--- BEGIN ---
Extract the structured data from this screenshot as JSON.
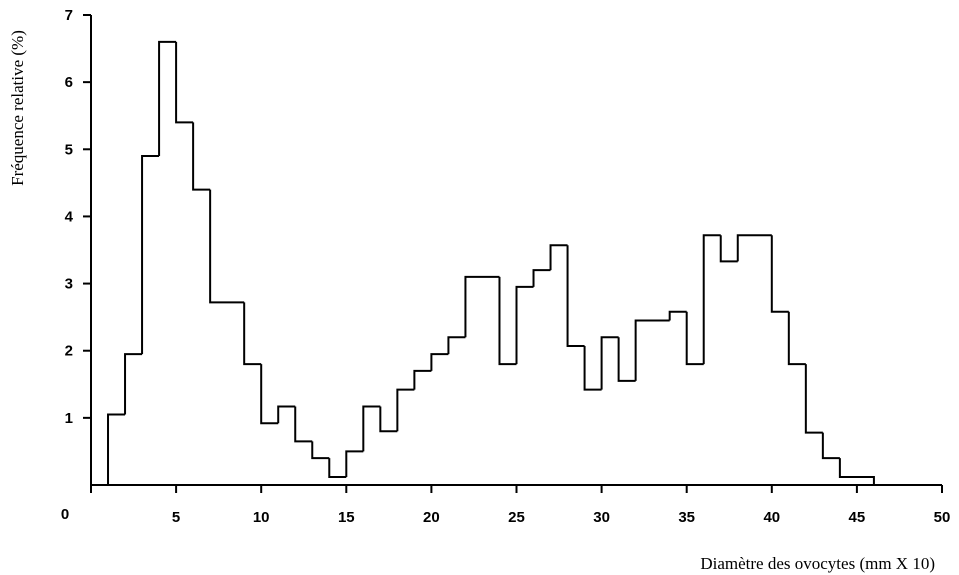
{
  "chart_data": {
    "type": "bar",
    "style": "step-histogram",
    "xlabel": "Diamètre des ovocytes (mm X 10)",
    "ylabel": "Fréquence relative (%)",
    "xlim": [
      0,
      50
    ],
    "ylim": [
      0,
      7
    ],
    "x_ticks": [
      0,
      5,
      10,
      15,
      20,
      25,
      30,
      35,
      40,
      45,
      50
    ],
    "y_ticks": [
      1,
      2,
      3,
      4,
      5,
      6,
      7
    ],
    "grid": false,
    "legend": "none",
    "bins": [
      {
        "from": 1,
        "to": 2,
        "value": 1.05
      },
      {
        "from": 2,
        "to": 3,
        "value": 1.95
      },
      {
        "from": 3,
        "to": 4,
        "value": 4.9
      },
      {
        "from": 4,
        "to": 5,
        "value": 6.6
      },
      {
        "from": 5,
        "to": 6,
        "value": 5.4
      },
      {
        "from": 6,
        "to": 7,
        "value": 4.4
      },
      {
        "from": 7,
        "to": 9,
        "value": 2.72
      },
      {
        "from": 9,
        "to": 10,
        "value": 1.8
      },
      {
        "from": 10,
        "to": 11,
        "value": 0.92
      },
      {
        "from": 11,
        "to": 12,
        "value": 1.17
      },
      {
        "from": 12,
        "to": 13,
        "value": 0.65
      },
      {
        "from": 13,
        "to": 14,
        "value": 0.4
      },
      {
        "from": 14,
        "to": 15,
        "value": 0.12
      },
      {
        "from": 15,
        "to": 16,
        "value": 0.5
      },
      {
        "from": 16,
        "to": 17,
        "value": 1.17
      },
      {
        "from": 17,
        "to": 18,
        "value": 0.8
      },
      {
        "from": 18,
        "to": 19,
        "value": 1.42
      },
      {
        "from": 19,
        "to": 20,
        "value": 1.7
      },
      {
        "from": 20,
        "to": 21,
        "value": 1.95
      },
      {
        "from": 21,
        "to": 22,
        "value": 2.2
      },
      {
        "from": 22,
        "to": 24,
        "value": 3.1
      },
      {
        "from": 24,
        "to": 25,
        "value": 1.8
      },
      {
        "from": 25,
        "to": 26,
        "value": 2.95
      },
      {
        "from": 26,
        "to": 27,
        "value": 3.2
      },
      {
        "from": 27,
        "to": 28,
        "value": 3.57
      },
      {
        "from": 28,
        "to": 29,
        "value": 2.07
      },
      {
        "from": 29,
        "to": 30,
        "value": 1.42
      },
      {
        "from": 30,
        "to": 31,
        "value": 2.2
      },
      {
        "from": 31,
        "to": 32,
        "value": 1.55
      },
      {
        "from": 32,
        "to": 34,
        "value": 2.45
      },
      {
        "from": 34,
        "to": 35,
        "value": 2.58
      },
      {
        "from": 35,
        "to": 36,
        "value": 1.8
      },
      {
        "from": 36,
        "to": 37,
        "value": 3.72
      },
      {
        "from": 37,
        "to": 38,
        "value": 3.33
      },
      {
        "from": 38,
        "to": 40,
        "value": 3.72
      },
      {
        "from": 40,
        "to": 41,
        "value": 2.58
      },
      {
        "from": 41,
        "to": 42,
        "value": 1.8
      },
      {
        "from": 42,
        "to": 43,
        "value": 0.78
      },
      {
        "from": 43,
        "to": 44,
        "value": 0.4
      },
      {
        "from": 44,
        "to": 46,
        "value": 0.12
      }
    ],
    "line_color": "#000000"
  }
}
--- END ---
Task details: Pictures don't belong in the copy. Restate all the entries exactly.

Finished answer:
Extract the structured data from this screenshot as JSON.
{
  "chart_data": {
    "type": "bar",
    "style": "step-histogram",
    "xlabel": "Diamètre des ovocytes (mm X 10)",
    "ylabel": "Fréquence relative (%)",
    "xlim": [
      0,
      50
    ],
    "ylim": [
      0,
      7
    ],
    "x_ticks": [
      0,
      5,
      10,
      15,
      20,
      25,
      30,
      35,
      40,
      45,
      50
    ],
    "y_ticks": [
      1,
      2,
      3,
      4,
      5,
      6,
      7
    ],
    "grid": false,
    "legend": "none",
    "bins": [
      {
        "from": 1,
        "to": 2,
        "value": 1.05
      },
      {
        "from": 2,
        "to": 3,
        "value": 1.95
      },
      {
        "from": 3,
        "to": 4,
        "value": 4.9
      },
      {
        "from": 4,
        "to": 5,
        "value": 6.6
      },
      {
        "from": 5,
        "to": 6,
        "value": 5.4
      },
      {
        "from": 6,
        "to": 7,
        "value": 4.4
      },
      {
        "from": 7,
        "to": 9,
        "value": 2.72
      },
      {
        "from": 9,
        "to": 10,
        "value": 1.8
      },
      {
        "from": 10,
        "to": 11,
        "value": 0.92
      },
      {
        "from": 11,
        "to": 12,
        "value": 1.17
      },
      {
        "from": 12,
        "to": 13,
        "value": 0.65
      },
      {
        "from": 13,
        "to": 14,
        "value": 0.4
      },
      {
        "from": 14,
        "to": 15,
        "value": 0.12
      },
      {
        "from": 15,
        "to": 16,
        "value": 0.5
      },
      {
        "from": 16,
        "to": 17,
        "value": 1.17
      },
      {
        "from": 17,
        "to": 18,
        "value": 0.8
      },
      {
        "from": 18,
        "to": 19,
        "value": 1.42
      },
      {
        "from": 19,
        "to": 20,
        "value": 1.7
      },
      {
        "from": 20,
        "to": 21,
        "value": 1.95
      },
      {
        "from": 21,
        "to": 22,
        "value": 2.2
      },
      {
        "from": 22,
        "to": 24,
        "value": 3.1
      },
      {
        "from": 24,
        "to": 25,
        "value": 1.8
      },
      {
        "from": 25,
        "to": 26,
        "value": 2.95
      },
      {
        "from": 26,
        "to": 27,
        "value": 3.2
      },
      {
        "from": 27,
        "to": 28,
        "value": 3.57
      },
      {
        "from": 28,
        "to": 29,
        "value": 2.07
      },
      {
        "from": 29,
        "to": 30,
        "value": 1.42
      },
      {
        "from": 30,
        "to": 31,
        "value": 2.2
      },
      {
        "from": 31,
        "to": 32,
        "value": 1.55
      },
      {
        "from": 32,
        "to": 34,
        "value": 2.45
      },
      {
        "from": 34,
        "to": 35,
        "value": 2.58
      },
      {
        "from": 35,
        "to": 36,
        "value": 1.8
      },
      {
        "from": 36,
        "to": 37,
        "value": 3.72
      },
      {
        "from": 37,
        "to": 38,
        "value": 3.33
      },
      {
        "from": 38,
        "to": 40,
        "value": 3.72
      },
      {
        "from": 40,
        "to": 41,
        "value": 2.58
      },
      {
        "from": 41,
        "to": 42,
        "value": 1.8
      },
      {
        "from": 42,
        "to": 43,
        "value": 0.78
      },
      {
        "from": 43,
        "to": 44,
        "value": 0.4
      },
      {
        "from": 44,
        "to": 46,
        "value": 0.12
      }
    ],
    "line_color": "#000000"
  }
}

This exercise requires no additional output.